## Given problem
In the listing below, pick out lines with "имущество".

---------- Stored data ----------

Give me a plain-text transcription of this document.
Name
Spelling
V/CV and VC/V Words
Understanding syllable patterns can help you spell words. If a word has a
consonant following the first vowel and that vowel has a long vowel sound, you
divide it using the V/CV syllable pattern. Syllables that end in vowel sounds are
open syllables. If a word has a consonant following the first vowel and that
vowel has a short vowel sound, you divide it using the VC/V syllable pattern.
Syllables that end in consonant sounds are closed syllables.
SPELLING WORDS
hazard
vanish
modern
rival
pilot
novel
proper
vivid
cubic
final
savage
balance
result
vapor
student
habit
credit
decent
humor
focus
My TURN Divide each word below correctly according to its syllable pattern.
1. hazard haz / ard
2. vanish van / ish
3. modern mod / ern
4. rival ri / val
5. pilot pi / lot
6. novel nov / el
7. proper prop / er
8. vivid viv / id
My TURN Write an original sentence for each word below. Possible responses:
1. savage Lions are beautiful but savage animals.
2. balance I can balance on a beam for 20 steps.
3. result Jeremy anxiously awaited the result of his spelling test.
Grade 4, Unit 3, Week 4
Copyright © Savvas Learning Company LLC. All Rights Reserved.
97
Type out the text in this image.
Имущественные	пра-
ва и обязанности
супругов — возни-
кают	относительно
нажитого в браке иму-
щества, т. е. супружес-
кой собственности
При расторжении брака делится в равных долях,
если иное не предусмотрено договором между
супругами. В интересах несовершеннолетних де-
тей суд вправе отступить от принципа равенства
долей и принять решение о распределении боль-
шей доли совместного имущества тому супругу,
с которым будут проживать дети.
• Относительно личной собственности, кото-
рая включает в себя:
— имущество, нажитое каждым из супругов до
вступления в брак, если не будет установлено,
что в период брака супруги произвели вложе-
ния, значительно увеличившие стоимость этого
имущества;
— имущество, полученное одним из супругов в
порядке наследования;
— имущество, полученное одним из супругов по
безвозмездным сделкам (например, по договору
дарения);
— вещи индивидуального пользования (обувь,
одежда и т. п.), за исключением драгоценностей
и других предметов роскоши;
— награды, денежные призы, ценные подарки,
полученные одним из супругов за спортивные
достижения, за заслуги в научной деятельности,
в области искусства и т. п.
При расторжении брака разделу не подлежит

----------

## Answer for this exercise
— имущество, нажитое каждым из супругов до
— имущество, полученное одним из супругов в
— имущество, полученное одним из супругов по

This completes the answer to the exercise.